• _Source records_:
>> BEGIN

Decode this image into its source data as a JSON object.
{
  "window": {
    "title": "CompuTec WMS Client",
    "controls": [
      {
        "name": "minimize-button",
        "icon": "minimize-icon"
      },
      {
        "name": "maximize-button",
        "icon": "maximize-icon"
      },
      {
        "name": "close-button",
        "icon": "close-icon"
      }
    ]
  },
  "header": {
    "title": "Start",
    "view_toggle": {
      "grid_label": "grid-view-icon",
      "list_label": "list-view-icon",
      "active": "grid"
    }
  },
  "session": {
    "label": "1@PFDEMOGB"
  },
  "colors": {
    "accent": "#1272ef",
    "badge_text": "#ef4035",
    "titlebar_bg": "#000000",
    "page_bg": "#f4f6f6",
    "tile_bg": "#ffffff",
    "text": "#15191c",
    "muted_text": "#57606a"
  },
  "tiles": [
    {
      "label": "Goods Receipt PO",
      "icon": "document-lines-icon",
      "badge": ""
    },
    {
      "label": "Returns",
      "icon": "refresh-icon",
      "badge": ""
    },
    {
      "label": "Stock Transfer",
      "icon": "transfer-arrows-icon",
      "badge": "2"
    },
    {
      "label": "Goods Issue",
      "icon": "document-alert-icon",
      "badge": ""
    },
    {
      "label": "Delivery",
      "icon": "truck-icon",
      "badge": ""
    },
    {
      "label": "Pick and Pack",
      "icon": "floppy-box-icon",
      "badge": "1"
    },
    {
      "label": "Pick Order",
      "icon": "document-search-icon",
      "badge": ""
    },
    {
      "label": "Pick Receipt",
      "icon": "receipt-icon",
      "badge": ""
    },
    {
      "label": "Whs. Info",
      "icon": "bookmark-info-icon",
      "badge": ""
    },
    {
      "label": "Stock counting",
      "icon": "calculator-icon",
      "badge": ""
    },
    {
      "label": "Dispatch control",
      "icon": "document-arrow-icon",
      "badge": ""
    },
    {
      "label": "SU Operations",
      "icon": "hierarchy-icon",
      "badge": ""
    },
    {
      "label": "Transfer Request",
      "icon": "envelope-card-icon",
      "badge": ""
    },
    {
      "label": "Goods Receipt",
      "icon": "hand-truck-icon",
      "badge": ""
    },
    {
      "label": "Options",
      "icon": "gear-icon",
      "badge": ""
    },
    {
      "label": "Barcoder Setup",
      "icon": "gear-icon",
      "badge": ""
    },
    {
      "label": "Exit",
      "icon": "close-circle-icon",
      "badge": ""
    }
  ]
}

>> END

• _Given exercise_: Extract each line from the listing above, please, and repeat it exactly.

• _Result of the exercise_:
Decode this image into its source data as a JSON object.
{
  "window": {
    "title": "CompuTec WMS Client",
    "controls": [
      {
        "name": "minimize-button",
        "icon": "minimize-icon"
      },
      {
        "name": "maximize-button",
        "icon": "maximize-icon"
      },
      {
        "name": "close-button",
        "icon": "close-icon"
      }
    ]
  },
  "header": {
    "title": "Start",
    "view_toggle": {
      "grid_label": "grid-view-icon",
      "list_label": "list-view-icon",
      "active": "grid"
    }
  },
  "session": {
    "label": "1@PFDEMOGB"
  },
  "colors": {
    "accent": "#1272ef",
    "badge_text": "#ef4035",
    "titlebar_bg": "#000000",
    "page_bg": "#f4f6f6",
    "tile_bg": "#ffffff",
    "text": "#15191c",
    "muted_text": "#57606a"
  },
  "tiles": [
    {
      "label": "Goods Receipt PO",
      "icon": "document-lines-icon",
      "badge": ""
    },
    {
      "label": "Returns",
      "icon": "refresh-icon",
      "badge": ""
    },
    {
      "label": "Stock Transfer",
      "icon": "transfer-arrows-icon",
      "badge": "2"
    },
    {
      "label": "Goods Issue",
      "icon": "document-alert-icon",
      "badge": ""
    },
    {
      "label": "Delivery",
      "icon": "truck-icon",
      "badge": ""
    },
    {
      "label": "Pick and Pack",
      "icon": "floppy-box-icon",
      "badge": "1"
    },
    {
      "label": "Pick Order",
      "icon": "document-search-icon",
      "badge": ""
    },
    {
      "label": "Pick Receipt",
      "icon": "receipt-icon",
      "badge": ""
    },
    {
      "label": "Whs. Info",
      "icon": "bookmark-info-icon",
      "badge": ""
    },
    {
      "label": "Stock counting",
      "icon": "calculator-icon",
      "badge": ""
    },
    {
      "label": "Dispatch control",
      "icon": "document-arrow-icon",
      "badge": ""
    },
    {
      "label": "SU Operations",
      "icon": "hierarchy-icon",
      "badge": ""
    },
    {
      "label": "Transfer Request",
      "icon": "envelope-card-icon",
      "badge": ""
    },
    {
      "label": "Goods Receipt",
      "icon": "hand-truck-icon",
      "badge": ""
    },
    {
      "label": "Options",
      "icon": "gear-icon",
      "badge": ""
    },
    {
      "label": "Barcoder Setup",
      "icon": "gear-icon",
      "badge": ""
    },
    {
      "label": "Exit",
      "icon": "close-circle-icon",
      "badge": ""
    }
  ]
}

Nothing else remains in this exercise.